**Supplied data**
________________

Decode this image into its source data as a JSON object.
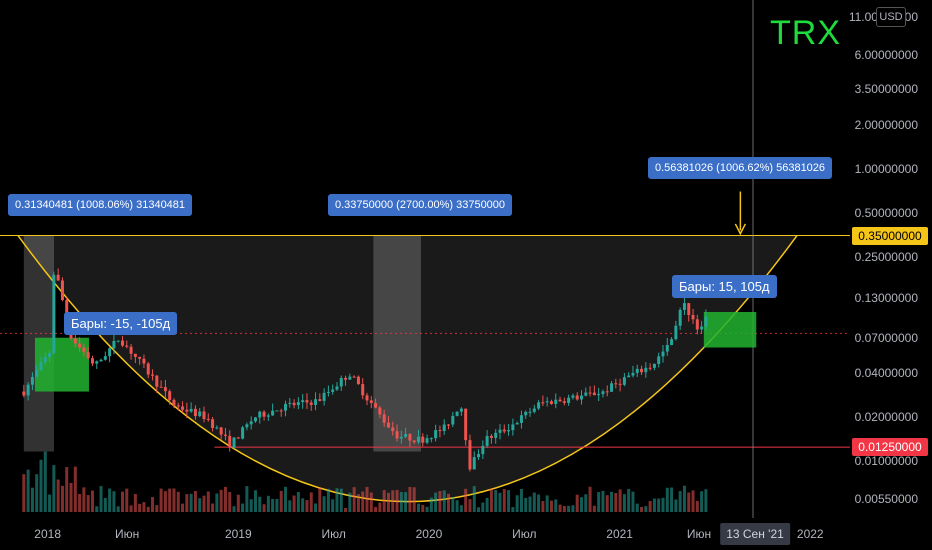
{
  "symbol": "TRX",
  "currency": "USD",
  "price_axis": {
    "ticks": [
      {
        "label": "11.00000000",
        "v": 11.0
      },
      {
        "label": "6.00000000",
        "v": 6.0
      },
      {
        "label": "3.50000000",
        "v": 3.5
      },
      {
        "label": "2.00000000",
        "v": 2.0
      },
      {
        "label": "1.00000000",
        "v": 1.0
      },
      {
        "label": "0.50000000",
        "v": 0.5
      },
      {
        "label": "0.25000000",
        "v": 0.25
      },
      {
        "label": "0.13000000",
        "v": 0.13
      },
      {
        "label": "0.07000000",
        "v": 0.07
      },
      {
        "label": "0.04000000",
        "v": 0.04
      },
      {
        "label": "0.02000000",
        "v": 0.02
      },
      {
        "label": "0.01000000",
        "v": 0.01
      },
      {
        "label": "0.00550000",
        "v": 0.0055
      }
    ],
    "tags": [
      {
        "label": "0.35000000",
        "v": 0.35,
        "bg": "#f5c518",
        "fg": "#000000"
      },
      {
        "label": "0.01250000",
        "v": 0.0125,
        "bg": "#f23645",
        "fg": "#ffffff"
      }
    ]
  },
  "time_axis": {
    "ticks": [
      {
        "label": "2018",
        "m": 0
      },
      {
        "label": "Июн",
        "m": 5
      },
      {
        "label": "2019",
        "m": 12
      },
      {
        "label": "Июл",
        "m": 18
      },
      {
        "label": "2020",
        "m": 24
      },
      {
        "label": "Июл",
        "m": 30
      },
      {
        "label": "2021",
        "m": 36
      },
      {
        "label": "Июн",
        "m": 41
      },
      {
        "label": "2022",
        "m": 48
      }
    ],
    "current_date": {
      "label": "13 Сен '21",
      "m": 44.4
    }
  },
  "measure_labels": {
    "left": "0.31340481 (1008.06%) 31340481",
    "middle": "0.33750000 (2700.00%) 33750000",
    "right": "0.56381026 (1006.62%) 56381026"
  },
  "bar_labels": {
    "left": "Бары: -15, -105д",
    "right": "Бары: 15, 105д"
  },
  "colors": {
    "up": "#26a69a",
    "down": "#ef5350",
    "cup_line": "#f5c518",
    "support_line": "#f23645",
    "label_bg": "#3a6ec7",
    "green_box": "#22b430",
    "symbol": "#1edc3c"
  },
  "chart_data": {
    "type": "candlestick",
    "scale": "log",
    "ylim": [
      0.0045,
      13.0
    ],
    "x_unit": "months since Jan 2018",
    "xlim": [
      -3.0,
      50.5
    ],
    "resistance": 0.35,
    "support": 0.0125,
    "reference": 0.075,
    "anchors": [
      {
        "m": -1.5,
        "v": 0.03
      },
      {
        "m": 0.3,
        "v": 0.06
      },
      {
        "m": 0.4,
        "v": 0.22
      },
      {
        "m": 1.5,
        "v": 0.07
      },
      {
        "m": 3,
        "v": 0.045
      },
      {
        "m": 4.5,
        "v": 0.07
      },
      {
        "m": 6,
        "v": 0.045
      },
      {
        "m": 8,
        "v": 0.024
      },
      {
        "m": 10,
        "v": 0.02
      },
      {
        "m": 11.5,
        "v": 0.013
      },
      {
        "m": 13,
        "v": 0.02
      },
      {
        "m": 15,
        "v": 0.024
      },
      {
        "m": 17,
        "v": 0.026
      },
      {
        "m": 19,
        "v": 0.04
      },
      {
        "m": 21,
        "v": 0.02
      },
      {
        "m": 22,
        "v": 0.015
      },
      {
        "m": 23.5,
        "v": 0.014
      },
      {
        "m": 25,
        "v": 0.017
      },
      {
        "m": 26,
        "v": 0.025
      },
      {
        "m": 26.6,
        "v": 0.009
      },
      {
        "m": 27.5,
        "v": 0.014
      },
      {
        "m": 29,
        "v": 0.017
      },
      {
        "m": 31,
        "v": 0.025
      },
      {
        "m": 33,
        "v": 0.027
      },
      {
        "m": 35,
        "v": 0.03
      },
      {
        "m": 36.5,
        "v": 0.038
      },
      {
        "m": 38,
        "v": 0.045
      },
      {
        "m": 39,
        "v": 0.06
      },
      {
        "m": 40,
        "v": 0.12
      },
      {
        "m": 41,
        "v": 0.08
      },
      {
        "m": 41.5,
        "v": 0.095
      }
    ]
  }
}
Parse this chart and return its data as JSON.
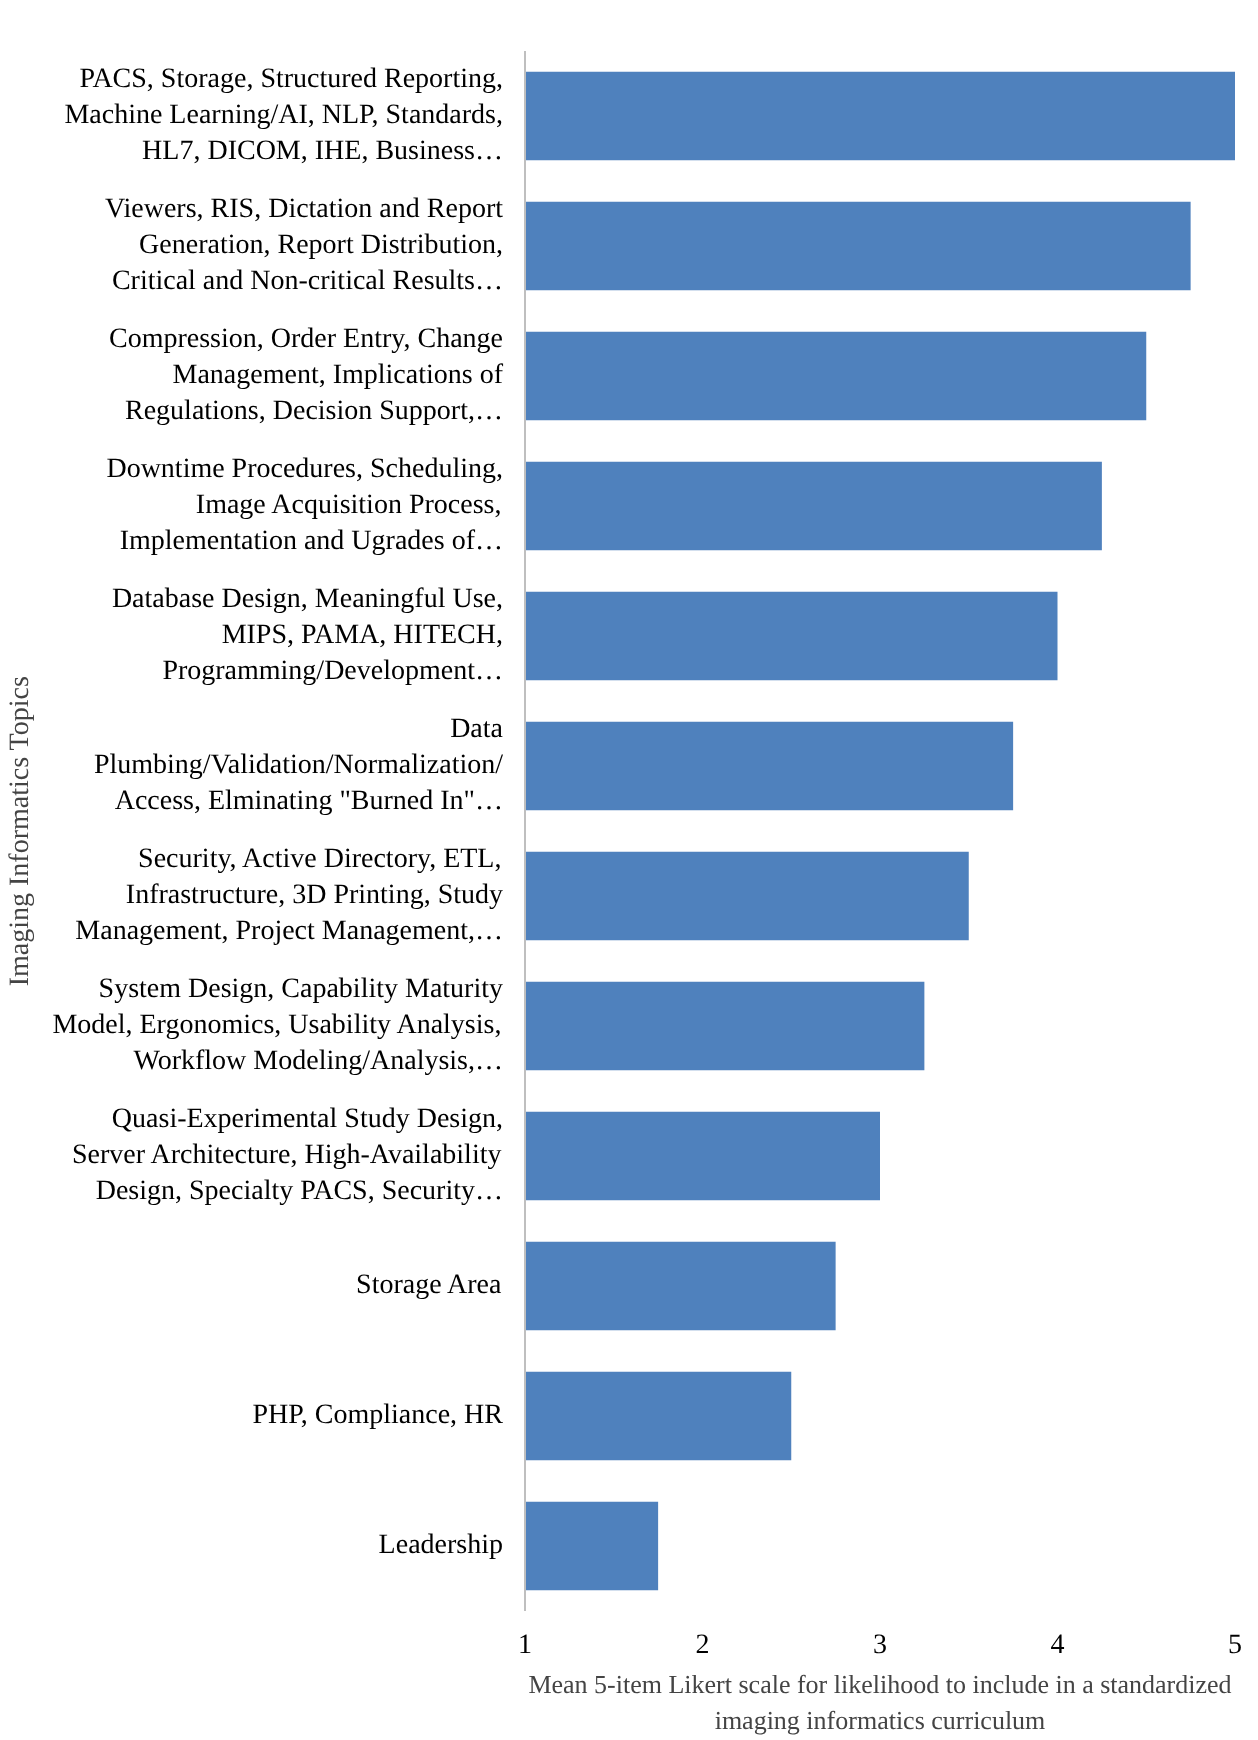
{
  "chart_data": {
    "type": "bar",
    "orientation": "horizontal",
    "xlabel": "Mean 5-item Likert scale for likelihood to include in a standardized\nimaging informatics curriculum",
    "ylabel": "Imaging Informatics Topics",
    "categories": [
      "PACS, Storage, Structured Reporting,\nMachine Learning/AI, NLP, Standards,\nHL7, DICOM, IHE, Business…",
      "Viewers, RIS, Dictation and Report\nGeneration, Report Distribution,\nCritical and Non-critical Results…",
      "Compression, Order Entry, Change\nManagement, Implications of\nRegulations, Decision Support,…",
      "Downtime Procedures, Scheduling,\nImage Acquisition Process,\nImplementation and Ugrades of…",
      "Database Design, Meaningful Use,\nMIPS, PAMA, HITECH,\nProgramming/Development…",
      "Data\nPlumbing/Validation/Normalization/\nAccess, Elminating \"Burned In\"…",
      "Security, Active Directory, ETL,\nInfrastructure, 3D Printing, Study\nManagement, Project Management,…",
      "System Design, Capability Maturity\nModel, Ergonomics, Usability Analysis,\nWorkflow Modeling/Analysis,…",
      "Quasi-Experimental Study Design,\nServer Architecture, High-Availability\nDesign, Specialty PACS, Security…",
      "Storage Area",
      "PHP, Compliance, HR",
      "Leadership"
    ],
    "values": [
      5.0,
      4.75,
      4.5,
      4.25,
      4.0,
      3.75,
      3.5,
      3.25,
      3.0,
      2.75,
      2.5,
      1.75
    ],
    "color": "#4f81bd",
    "xlim": [
      1,
      5
    ],
    "xticks": [
      1,
      2,
      3,
      4,
      5
    ],
    "grid": false
  }
}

________________

**Problem to solve**
Give the data above again in full and unchanged, skipping the pictures.

**Reply**
Decode this image into its source data as a JSON object.
{
  "symbol": "TRX",
  "currency": "USD",
  "price_axis": {
    "ticks": [
      {
        "label": "11.00000000",
        "v": 11.0
      },
      {
        "label": "6.00000000",
        "v": 6.0
      },
      {
        "label": "3.50000000",
        "v": 3.5
      },
      {
        "label": "2.00000000",
        "v": 2.0
      },
      {
        "label": "1.00000000",
        "v": 1.0
      },
      {
        "label": "0.50000000",
        "v": 0.5
      },
      {
        "label": "0.25000000",
        "v": 0.25
      },
      {
        "label": "0.13000000",
        "v": 0.13
      },
      {
        "label": "0.07000000",
        "v": 0.07
      },
      {
        "label": "0.04000000",
        "v": 0.04
      },
      {
        "label": "0.02000000",
        "v": 0.02
      },
      {
        "label": "0.01000000",
        "v": 0.01
      },
      {
        "label": "0.00550000",
        "v": 0.0055
      }
    ],
    "tags": [
      {
        "label": "0.35000000",
        "v": 0.35,
        "bg": "#f5c518",
        "fg": "#000000"
      },
      {
        "label": "0.01250000",
        "v": 0.0125,
        "bg": "#f23645",
        "fg": "#ffffff"
      }
    ]
  },
  "time_axis": {
    "ticks": [
      {
        "label": "2018",
        "m": 0
      },
      {
        "label": "Июн",
        "m": 5
      },
      {
        "label": "2019",
        "m": 12
      },
      {
        "label": "Июл",
        "m": 18
      },
      {
        "label": "2020",
        "m": 24
      },
      {
        "label": "Июл",
        "m": 30
      },
      {
        "label": "2021",
        "m": 36
      },
      {
        "label": "Июн",
        "m": 41
      },
      {
        "label": "2022",
        "m": 48
      }
    ],
    "current_date": {
      "label": "13 Сен '21",
      "m": 44.4
    }
  },
  "measure_labels": {
    "left": "0.31340481 (1008.06%) 31340481",
    "middle": "0.33750000 (2700.00%) 33750000",
    "right": "0.56381026 (1006.62%) 56381026"
  },
  "bar_labels": {
    "left": "Бары: -15, -105д",
    "right": "Бары: 15, 105д"
  },
  "colors": {
    "up": "#26a69a",
    "down": "#ef5350",
    "cup_line": "#f5c518",
    "support_line": "#f23645",
    "label_bg": "#3a6ec7",
    "green_box": "#22b430",
    "symbol": "#1edc3c"
  },
  "chart_data": {
    "type": "candlestick",
    "scale": "log",
    "ylim": [
      0.0045,
      13.0
    ],
    "x_unit": "months since Jan 2018",
    "xlim": [
      -3.0,
      50.5
    ],
    "resistance": 0.35,
    "support": 0.0125,
    "reference": 0.075,
    "anchors": [
      {
        "m": -1.5,
        "v": 0.03
      },
      {
        "m": 0.3,
        "v": 0.06
      },
      {
        "m": 0.4,
        "v": 0.22
      },
      {
        "m": 1.5,
        "v": 0.07
      },
      {
        "m": 3,
        "v": 0.045
      },
      {
        "m": 4.5,
        "v": 0.07
      },
      {
        "m": 6,
        "v": 0.045
      },
      {
        "m": 8,
        "v": 0.024
      },
      {
        "m": 10,
        "v": 0.02
      },
      {
        "m": 11.5,
        "v": 0.013
      },
      {
        "m": 13,
        "v": 0.02
      },
      {
        "m": 15,
        "v": 0.024
      },
      {
        "m": 17,
        "v": 0.026
      },
      {
        "m": 19,
        "v": 0.04
      },
      {
        "m": 21,
        "v": 0.02
      },
      {
        "m": 22,
        "v": 0.015
      },
      {
        "m": 23.5,
        "v": 0.014
      },
      {
        "m": 25,
        "v": 0.017
      },
      {
        "m": 26,
        "v": 0.025
      },
      {
        "m": 26.6,
        "v": 0.009
      },
      {
        "m": 27.5,
        "v": 0.014
      },
      {
        "m": 29,
        "v": 0.017
      },
      {
        "m": 31,
        "v": 0.025
      },
      {
        "m": 33,
        "v": 0.027
      },
      {
        "m": 35,
        "v": 0.03
      },
      {
        "m": 36.5,
        "v": 0.038
      },
      {
        "m": 38,
        "v": 0.045
      },
      {
        "m": 39,
        "v": 0.06
      },
      {
        "m": 40,
        "v": 0.12
      },
      {
        "m": 41,
        "v": 0.08
      },
      {
        "m": 41.5,
        "v": 0.095
      }
    ]
  }
}
Parse this chart and return its data as JSON.
{
  "chart_data": {
    "type": "bar",
    "orientation": "horizontal",
    "xlabel": "Mean 5-item Likert scale for likelihood to include in a standardized\nimaging informatics curriculum",
    "ylabel": "Imaging Informatics Topics",
    "categories": [
      "PACS, Storage, Structured Reporting,\nMachine Learning/AI, NLP, Standards,\nHL7, DICOM, IHE, Business…",
      "Viewers, RIS, Dictation and Report\nGeneration, Report Distribution,\nCritical and Non-critical Results…",
      "Compression, Order Entry, Change\nManagement, Implications of\nRegulations, Decision Support,…",
      "Downtime Procedures, Scheduling,\nImage Acquisition Process,\nImplementation and Ugrades of…",
      "Database Design, Meaningful Use,\nMIPS, PAMA, HITECH,\nProgramming/Development…",
      "Data\nPlumbing/Validation/Normalization/\nAccess, Elminating \"Burned In\"…",
      "Security, Active Directory, ETL,\nInfrastructure, 3D Printing, Study\nManagement, Project Management,…",
      "System Design, Capability Maturity\nModel, Ergonomics, Usability Analysis,\nWorkflow Modeling/Analysis,…",
      "Quasi-Experimental Study Design,\nServer Architecture, High-Availability\nDesign, Specialty PACS, Security…",
      "Storage Area",
      "PHP, Compliance, HR",
      "Leadership"
    ],
    "values": [
      5.0,
      4.75,
      4.5,
      4.25,
      4.0,
      3.75,
      3.5,
      3.25,
      3.0,
      2.75,
      2.5,
      1.75
    ],
    "color": "#4f81bd",
    "xlim": [
      1,
      5
    ],
    "xticks": [
      1,
      2,
      3,
      4,
      5
    ],
    "grid": false
  }
}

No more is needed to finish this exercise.